### To be done
Each line in the entries below that holds the string "image" is to be listed.

### Data entries
* * * * * * *
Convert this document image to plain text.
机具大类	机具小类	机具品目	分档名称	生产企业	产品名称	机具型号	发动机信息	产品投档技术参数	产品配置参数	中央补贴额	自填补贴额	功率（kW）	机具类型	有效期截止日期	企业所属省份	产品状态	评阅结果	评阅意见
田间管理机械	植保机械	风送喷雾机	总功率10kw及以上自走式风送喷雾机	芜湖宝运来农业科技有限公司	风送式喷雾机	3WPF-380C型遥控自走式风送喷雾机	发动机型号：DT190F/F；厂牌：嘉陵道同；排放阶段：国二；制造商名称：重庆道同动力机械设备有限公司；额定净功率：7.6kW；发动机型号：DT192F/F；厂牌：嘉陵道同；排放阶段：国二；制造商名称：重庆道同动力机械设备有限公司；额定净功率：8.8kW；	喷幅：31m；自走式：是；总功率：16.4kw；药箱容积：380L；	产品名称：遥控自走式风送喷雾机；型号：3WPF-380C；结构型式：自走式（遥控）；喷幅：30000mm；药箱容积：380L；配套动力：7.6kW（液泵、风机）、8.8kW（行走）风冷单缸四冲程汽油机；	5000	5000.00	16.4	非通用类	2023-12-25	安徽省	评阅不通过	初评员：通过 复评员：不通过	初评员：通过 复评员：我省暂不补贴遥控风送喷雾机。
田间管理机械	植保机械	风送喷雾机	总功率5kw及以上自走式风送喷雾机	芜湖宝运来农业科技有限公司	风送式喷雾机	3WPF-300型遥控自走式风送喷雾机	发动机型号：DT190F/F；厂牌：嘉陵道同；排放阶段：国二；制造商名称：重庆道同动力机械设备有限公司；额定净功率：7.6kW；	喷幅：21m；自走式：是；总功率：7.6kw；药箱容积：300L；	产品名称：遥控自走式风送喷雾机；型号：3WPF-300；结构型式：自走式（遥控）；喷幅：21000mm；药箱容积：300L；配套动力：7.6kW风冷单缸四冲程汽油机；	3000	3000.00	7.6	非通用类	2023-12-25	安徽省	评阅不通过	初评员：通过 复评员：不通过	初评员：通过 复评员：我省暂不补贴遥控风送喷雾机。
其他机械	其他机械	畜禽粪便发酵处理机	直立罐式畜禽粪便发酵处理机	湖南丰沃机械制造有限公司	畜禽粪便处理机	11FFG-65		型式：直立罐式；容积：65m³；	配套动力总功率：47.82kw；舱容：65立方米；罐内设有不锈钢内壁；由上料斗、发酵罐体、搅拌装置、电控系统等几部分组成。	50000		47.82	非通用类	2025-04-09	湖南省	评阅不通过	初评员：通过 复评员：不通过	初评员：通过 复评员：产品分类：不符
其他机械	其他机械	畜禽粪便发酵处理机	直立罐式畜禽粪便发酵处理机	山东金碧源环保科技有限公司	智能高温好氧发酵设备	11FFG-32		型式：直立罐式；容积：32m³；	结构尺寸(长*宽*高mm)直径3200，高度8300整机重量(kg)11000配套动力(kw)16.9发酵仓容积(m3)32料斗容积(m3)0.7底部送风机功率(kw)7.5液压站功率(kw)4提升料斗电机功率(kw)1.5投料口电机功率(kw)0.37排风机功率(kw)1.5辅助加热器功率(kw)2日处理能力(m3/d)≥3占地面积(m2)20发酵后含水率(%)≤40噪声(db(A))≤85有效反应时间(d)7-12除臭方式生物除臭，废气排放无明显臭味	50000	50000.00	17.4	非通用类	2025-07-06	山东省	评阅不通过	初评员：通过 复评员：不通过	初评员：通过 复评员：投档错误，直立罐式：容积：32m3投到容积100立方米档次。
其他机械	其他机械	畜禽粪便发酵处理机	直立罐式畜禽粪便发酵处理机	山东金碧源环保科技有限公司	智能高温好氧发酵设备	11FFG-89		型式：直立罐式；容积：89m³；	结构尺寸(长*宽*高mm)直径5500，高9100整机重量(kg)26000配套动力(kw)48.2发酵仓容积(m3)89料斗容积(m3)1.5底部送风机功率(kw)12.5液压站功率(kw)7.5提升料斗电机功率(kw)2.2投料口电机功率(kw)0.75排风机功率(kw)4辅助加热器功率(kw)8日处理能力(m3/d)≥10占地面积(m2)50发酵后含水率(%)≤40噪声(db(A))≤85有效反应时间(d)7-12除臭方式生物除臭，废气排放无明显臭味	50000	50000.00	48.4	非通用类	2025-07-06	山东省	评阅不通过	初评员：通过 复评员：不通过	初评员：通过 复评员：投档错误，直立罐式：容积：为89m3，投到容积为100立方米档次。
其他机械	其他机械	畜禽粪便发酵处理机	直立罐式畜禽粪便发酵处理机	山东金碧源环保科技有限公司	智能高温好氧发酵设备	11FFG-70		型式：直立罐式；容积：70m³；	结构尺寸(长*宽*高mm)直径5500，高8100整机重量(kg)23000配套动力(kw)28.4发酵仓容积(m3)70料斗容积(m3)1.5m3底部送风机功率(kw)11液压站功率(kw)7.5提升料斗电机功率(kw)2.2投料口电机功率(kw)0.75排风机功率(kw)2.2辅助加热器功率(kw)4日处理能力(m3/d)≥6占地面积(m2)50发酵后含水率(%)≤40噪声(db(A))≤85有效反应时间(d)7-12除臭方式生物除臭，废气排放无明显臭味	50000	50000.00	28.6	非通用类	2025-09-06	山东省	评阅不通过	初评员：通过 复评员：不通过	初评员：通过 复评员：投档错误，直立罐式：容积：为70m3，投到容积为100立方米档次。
* * * * * * *
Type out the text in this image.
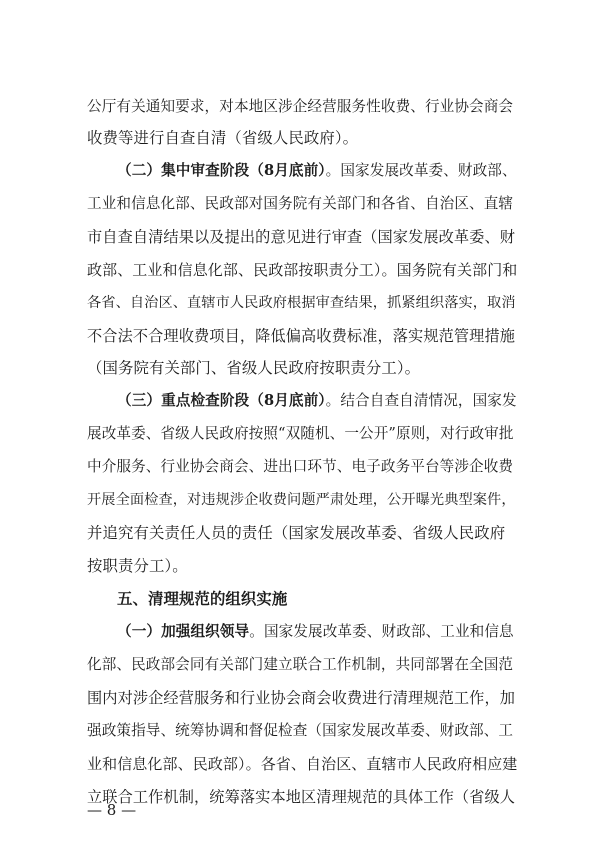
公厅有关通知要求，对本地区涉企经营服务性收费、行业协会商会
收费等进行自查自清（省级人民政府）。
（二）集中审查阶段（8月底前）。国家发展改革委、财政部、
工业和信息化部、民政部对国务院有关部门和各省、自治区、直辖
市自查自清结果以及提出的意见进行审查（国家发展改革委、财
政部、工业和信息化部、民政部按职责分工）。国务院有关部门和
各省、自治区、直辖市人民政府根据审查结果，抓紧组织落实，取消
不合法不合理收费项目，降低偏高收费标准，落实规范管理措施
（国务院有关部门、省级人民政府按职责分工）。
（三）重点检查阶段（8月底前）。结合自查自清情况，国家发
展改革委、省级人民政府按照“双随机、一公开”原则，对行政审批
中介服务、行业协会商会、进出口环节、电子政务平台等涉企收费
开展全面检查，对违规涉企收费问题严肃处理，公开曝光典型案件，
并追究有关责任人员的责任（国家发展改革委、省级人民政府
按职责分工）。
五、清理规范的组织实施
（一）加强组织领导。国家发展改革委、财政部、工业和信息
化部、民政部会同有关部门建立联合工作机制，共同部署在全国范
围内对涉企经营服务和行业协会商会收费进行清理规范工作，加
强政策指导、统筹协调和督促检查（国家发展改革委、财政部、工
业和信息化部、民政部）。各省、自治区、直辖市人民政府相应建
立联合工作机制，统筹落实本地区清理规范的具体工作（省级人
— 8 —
* * * * * * *
### Exercise response
Convert this document image to plain text.
Type out the text in this image.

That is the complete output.